───── Фрагмент страницы

Второе поколение авангарда, к которому восходит эта родословная, смягчая сверхчеловеческие нигилистические амбиции своих учителей, сосредоточилось на поэтическом пантеистическом переживании мира, пространства. На фоне репрессий в сфере культуры, лагерей, войны, голода, такой подход был отчаянной теодицеей, утверждением независимости и ценности личности. Реинкарнировавшись в послевоенной неофициальной культуре, этот взгляд на задачи и этику искусства дошел до наших дней. Первые полтора десятилетия новейшей российской истории он представлялся совершенным пережитком. Однако в настоящем, когда надежды на интеграцию в большой мир и нормализацию для всех аспектов отечественной жизни не оправдались, да и поступь современного искусства стала не столь чеканной, автономная и самодовлеющая художественная позиция обрела новый фундамент.

──────────
───── Предоставленные материалы

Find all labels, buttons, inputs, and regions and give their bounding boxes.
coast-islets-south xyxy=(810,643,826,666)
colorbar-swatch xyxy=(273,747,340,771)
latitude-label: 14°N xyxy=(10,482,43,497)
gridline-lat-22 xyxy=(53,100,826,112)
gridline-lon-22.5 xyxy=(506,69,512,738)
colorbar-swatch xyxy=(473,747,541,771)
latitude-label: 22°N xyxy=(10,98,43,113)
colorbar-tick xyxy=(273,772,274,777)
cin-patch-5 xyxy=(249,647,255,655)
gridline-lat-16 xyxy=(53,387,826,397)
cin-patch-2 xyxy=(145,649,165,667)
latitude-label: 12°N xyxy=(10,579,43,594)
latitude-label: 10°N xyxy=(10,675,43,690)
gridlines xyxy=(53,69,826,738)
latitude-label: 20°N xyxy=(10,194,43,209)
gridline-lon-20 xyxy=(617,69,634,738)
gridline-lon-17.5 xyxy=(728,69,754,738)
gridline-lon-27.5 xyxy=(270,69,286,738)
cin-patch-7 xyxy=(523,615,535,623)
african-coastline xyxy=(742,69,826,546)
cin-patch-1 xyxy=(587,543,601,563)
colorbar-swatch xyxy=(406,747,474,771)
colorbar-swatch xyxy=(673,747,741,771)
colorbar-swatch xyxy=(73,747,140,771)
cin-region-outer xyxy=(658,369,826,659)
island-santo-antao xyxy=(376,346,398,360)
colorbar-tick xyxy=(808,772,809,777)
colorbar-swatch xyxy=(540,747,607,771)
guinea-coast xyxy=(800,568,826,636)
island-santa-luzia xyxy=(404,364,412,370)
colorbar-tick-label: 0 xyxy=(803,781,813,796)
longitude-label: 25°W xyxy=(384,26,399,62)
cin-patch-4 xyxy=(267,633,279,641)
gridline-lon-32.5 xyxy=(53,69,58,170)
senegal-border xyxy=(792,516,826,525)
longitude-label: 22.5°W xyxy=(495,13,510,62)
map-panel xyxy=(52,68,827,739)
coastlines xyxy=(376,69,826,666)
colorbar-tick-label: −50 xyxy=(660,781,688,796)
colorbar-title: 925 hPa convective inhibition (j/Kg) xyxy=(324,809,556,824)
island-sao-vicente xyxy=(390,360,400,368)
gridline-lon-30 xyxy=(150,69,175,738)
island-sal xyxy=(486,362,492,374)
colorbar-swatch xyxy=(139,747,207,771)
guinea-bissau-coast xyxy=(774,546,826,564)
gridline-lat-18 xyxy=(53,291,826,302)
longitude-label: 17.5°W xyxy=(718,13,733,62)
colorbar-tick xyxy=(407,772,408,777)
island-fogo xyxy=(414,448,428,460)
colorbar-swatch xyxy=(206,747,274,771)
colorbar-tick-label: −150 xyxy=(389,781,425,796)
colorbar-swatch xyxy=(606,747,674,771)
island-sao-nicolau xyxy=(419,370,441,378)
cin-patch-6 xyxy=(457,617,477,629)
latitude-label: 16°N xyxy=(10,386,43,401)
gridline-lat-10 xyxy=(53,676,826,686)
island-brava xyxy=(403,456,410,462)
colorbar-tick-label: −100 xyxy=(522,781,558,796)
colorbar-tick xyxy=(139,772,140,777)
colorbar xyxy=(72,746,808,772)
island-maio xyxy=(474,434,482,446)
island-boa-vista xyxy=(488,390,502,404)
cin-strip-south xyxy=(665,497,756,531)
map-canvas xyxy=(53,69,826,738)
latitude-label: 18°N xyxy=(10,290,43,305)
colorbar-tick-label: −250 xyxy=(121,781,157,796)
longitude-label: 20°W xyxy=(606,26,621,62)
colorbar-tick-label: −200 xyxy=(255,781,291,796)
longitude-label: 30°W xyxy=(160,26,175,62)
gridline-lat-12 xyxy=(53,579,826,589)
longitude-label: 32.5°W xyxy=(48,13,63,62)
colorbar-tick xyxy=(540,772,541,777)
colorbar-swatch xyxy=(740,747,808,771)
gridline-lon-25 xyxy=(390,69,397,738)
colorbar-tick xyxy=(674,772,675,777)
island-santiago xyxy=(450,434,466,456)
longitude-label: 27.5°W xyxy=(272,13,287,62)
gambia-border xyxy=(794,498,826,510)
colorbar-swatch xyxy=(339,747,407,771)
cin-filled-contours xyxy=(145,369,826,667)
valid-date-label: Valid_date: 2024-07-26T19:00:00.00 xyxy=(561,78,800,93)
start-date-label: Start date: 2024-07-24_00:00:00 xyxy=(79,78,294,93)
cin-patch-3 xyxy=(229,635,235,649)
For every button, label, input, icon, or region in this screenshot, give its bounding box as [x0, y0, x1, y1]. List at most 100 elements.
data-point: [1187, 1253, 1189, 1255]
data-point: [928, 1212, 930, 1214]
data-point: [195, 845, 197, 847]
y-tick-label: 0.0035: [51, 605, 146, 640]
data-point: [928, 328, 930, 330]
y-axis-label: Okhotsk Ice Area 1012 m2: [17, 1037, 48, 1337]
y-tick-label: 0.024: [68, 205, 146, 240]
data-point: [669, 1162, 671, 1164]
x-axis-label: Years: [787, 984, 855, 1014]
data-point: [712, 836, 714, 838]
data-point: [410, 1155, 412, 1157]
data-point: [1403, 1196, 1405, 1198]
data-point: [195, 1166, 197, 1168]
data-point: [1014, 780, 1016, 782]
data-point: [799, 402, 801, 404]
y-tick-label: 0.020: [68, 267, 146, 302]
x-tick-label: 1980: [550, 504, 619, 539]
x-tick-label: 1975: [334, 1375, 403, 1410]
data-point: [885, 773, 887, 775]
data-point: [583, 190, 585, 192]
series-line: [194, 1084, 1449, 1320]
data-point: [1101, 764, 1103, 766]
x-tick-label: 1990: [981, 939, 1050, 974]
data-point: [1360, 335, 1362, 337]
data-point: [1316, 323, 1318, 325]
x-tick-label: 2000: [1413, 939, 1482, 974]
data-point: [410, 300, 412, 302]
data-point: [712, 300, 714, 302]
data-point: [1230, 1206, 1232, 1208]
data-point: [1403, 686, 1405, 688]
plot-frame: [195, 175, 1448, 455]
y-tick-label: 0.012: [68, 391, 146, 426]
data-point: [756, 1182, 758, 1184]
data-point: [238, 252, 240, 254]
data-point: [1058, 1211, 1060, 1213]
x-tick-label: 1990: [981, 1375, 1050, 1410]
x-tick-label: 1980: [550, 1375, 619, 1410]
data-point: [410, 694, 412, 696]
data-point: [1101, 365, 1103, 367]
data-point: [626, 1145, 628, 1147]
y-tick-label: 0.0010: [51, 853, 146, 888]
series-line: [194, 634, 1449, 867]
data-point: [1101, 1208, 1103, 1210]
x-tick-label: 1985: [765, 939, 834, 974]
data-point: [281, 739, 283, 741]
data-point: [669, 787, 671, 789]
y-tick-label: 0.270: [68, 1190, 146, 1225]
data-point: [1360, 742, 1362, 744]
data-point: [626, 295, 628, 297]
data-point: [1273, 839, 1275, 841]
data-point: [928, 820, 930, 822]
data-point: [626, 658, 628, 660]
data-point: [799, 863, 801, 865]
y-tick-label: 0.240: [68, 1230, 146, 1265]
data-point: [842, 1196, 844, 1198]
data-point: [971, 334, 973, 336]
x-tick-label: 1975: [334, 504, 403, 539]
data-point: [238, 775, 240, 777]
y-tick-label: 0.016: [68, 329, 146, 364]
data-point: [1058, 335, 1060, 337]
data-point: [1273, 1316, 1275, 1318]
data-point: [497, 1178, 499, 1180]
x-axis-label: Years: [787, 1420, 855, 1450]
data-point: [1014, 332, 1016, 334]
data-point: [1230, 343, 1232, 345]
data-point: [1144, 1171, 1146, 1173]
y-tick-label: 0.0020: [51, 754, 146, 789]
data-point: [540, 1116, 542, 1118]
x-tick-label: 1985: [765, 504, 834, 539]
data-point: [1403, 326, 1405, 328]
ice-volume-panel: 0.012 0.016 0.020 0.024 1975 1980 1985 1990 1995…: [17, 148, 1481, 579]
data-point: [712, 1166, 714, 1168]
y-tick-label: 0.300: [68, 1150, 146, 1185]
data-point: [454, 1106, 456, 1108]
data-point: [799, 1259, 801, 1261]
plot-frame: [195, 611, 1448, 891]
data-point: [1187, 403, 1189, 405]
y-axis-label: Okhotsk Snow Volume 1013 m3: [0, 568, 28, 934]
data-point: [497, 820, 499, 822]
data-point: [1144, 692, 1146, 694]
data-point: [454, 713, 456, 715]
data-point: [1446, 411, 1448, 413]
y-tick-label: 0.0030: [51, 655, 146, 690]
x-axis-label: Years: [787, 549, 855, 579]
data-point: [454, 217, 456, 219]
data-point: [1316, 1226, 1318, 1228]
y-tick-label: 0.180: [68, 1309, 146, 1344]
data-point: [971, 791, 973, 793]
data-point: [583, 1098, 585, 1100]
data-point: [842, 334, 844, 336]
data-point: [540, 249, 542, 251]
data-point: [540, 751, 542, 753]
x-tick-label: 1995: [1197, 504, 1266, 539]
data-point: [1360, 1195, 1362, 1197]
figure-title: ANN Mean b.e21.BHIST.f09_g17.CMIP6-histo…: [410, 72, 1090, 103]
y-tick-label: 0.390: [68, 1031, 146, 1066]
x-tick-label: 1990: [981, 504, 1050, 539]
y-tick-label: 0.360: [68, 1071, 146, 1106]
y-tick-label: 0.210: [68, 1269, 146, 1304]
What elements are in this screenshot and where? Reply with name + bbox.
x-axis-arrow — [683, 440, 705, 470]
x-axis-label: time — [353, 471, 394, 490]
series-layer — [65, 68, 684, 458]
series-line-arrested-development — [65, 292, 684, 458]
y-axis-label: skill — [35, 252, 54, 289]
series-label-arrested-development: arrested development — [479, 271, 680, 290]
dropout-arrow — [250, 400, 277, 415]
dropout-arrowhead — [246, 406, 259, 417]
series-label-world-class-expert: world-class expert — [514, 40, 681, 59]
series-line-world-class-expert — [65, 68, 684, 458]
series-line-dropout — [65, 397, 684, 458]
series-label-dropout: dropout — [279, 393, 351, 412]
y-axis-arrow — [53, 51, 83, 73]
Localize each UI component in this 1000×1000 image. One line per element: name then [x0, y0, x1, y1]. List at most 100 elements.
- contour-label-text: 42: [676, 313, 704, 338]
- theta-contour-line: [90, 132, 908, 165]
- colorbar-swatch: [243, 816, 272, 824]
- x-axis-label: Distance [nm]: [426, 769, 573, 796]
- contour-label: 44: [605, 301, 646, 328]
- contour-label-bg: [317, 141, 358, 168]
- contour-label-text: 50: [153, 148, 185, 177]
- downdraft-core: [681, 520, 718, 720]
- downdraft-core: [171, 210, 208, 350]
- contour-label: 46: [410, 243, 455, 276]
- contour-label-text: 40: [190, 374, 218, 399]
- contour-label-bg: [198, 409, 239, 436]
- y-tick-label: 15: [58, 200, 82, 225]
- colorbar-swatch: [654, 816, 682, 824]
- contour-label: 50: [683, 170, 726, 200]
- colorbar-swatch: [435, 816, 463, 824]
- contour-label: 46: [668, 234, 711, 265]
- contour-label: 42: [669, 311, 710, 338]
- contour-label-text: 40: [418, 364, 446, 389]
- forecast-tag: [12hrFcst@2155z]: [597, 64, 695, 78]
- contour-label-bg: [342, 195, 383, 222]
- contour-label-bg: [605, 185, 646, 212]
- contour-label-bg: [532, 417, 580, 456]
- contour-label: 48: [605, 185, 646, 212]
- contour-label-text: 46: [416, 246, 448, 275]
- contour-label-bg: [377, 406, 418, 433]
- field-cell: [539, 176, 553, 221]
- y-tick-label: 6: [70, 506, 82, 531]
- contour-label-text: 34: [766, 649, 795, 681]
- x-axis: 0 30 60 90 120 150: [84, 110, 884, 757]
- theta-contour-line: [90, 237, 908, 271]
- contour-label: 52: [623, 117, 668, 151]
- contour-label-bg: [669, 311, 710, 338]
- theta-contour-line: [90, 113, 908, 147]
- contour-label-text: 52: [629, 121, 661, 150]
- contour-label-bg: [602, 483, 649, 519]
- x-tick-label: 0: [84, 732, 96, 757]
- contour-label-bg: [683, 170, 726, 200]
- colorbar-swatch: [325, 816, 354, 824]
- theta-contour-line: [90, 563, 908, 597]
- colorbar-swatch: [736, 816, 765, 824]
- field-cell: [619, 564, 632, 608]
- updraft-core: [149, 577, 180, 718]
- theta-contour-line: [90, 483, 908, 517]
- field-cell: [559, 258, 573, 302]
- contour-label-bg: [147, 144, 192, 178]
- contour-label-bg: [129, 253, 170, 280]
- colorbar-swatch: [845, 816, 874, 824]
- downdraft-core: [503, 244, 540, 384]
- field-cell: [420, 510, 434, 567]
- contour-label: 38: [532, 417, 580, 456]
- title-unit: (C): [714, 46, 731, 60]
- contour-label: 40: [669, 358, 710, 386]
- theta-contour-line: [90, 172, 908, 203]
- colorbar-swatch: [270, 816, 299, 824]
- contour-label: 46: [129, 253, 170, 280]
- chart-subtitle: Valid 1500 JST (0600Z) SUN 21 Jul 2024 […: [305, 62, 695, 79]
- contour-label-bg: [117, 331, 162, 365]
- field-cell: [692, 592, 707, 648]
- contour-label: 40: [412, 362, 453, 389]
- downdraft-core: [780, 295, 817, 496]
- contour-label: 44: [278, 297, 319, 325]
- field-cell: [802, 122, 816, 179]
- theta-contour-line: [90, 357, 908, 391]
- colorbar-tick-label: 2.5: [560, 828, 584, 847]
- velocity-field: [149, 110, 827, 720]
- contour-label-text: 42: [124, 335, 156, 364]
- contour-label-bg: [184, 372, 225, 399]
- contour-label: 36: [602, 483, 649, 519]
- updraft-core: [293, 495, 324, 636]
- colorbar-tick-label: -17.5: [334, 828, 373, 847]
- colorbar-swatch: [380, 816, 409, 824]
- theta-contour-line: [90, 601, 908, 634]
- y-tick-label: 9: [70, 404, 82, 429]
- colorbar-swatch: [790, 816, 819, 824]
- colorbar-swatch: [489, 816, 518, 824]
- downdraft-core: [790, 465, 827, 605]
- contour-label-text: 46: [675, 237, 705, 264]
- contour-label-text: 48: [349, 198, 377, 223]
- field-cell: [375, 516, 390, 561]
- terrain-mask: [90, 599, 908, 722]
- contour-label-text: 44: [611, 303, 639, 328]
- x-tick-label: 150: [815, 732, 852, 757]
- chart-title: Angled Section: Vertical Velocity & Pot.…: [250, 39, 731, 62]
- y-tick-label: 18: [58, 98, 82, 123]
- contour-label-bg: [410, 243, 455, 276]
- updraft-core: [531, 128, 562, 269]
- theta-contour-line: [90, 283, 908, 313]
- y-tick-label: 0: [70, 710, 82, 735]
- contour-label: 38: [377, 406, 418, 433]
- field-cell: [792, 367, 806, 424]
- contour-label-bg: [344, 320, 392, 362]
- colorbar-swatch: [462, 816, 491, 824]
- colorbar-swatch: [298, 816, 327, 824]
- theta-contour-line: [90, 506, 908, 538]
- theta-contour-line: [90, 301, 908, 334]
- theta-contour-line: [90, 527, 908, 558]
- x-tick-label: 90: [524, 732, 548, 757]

──────────

- Необходимые действия -
A - Ответьте на вопросы по фрагменту об авангарде:
(i) На чём сосредоточилось второе поколение авангарда?
(ii) Каким представлялся этот взгляд на задачи и этику искусства в первые полтора десятилетия новейшей российской истории?
(iii) Что в настоящем обрело новый фундамент?
B - Верните без изменений часть фрагмента об авангарде между словами "Второе поколение авангарда, к" и "обрела новый фундамент." включительно.
Для ответов используйте исключительно фрагмент об авангарде.

- Перечень ответов -
A -
(i) На поэтическом пантеистическом переживании мира, пространства.
(ii) Совершенным пережитком.
(iii) Автономная и самодовлеющая художественная позиция.

B -
Второе поколение авангарда, к которому восходит эта родословная, смягчая сверхчеловеческие нигилистические амбиции своих учителей, сосредоточилось на поэтическом пантеистическом переживании мира, пространства. На фоне репрессий в сфере культуры, лагерей, войны, голода, такой подход был отчаянной теодицеей, утверждением независимости и ценности личности. Реинкарнировавшись в послевоенной неофициальной культуре, этот взгляд на задачи и этику искусства дошел до наших дней. Первые полтора десятилетия новейшей российской истории он представлялся совершенным пережитком. Однако в настоящем, когда надежды на интеграцию в большой мир и нормализацию для всех аспектов отечественной жизни не оправдались, да и поступь современного искусства стала не столь чеканной, автономная и самодовлеющая художественная позиция обрела новый фундамент.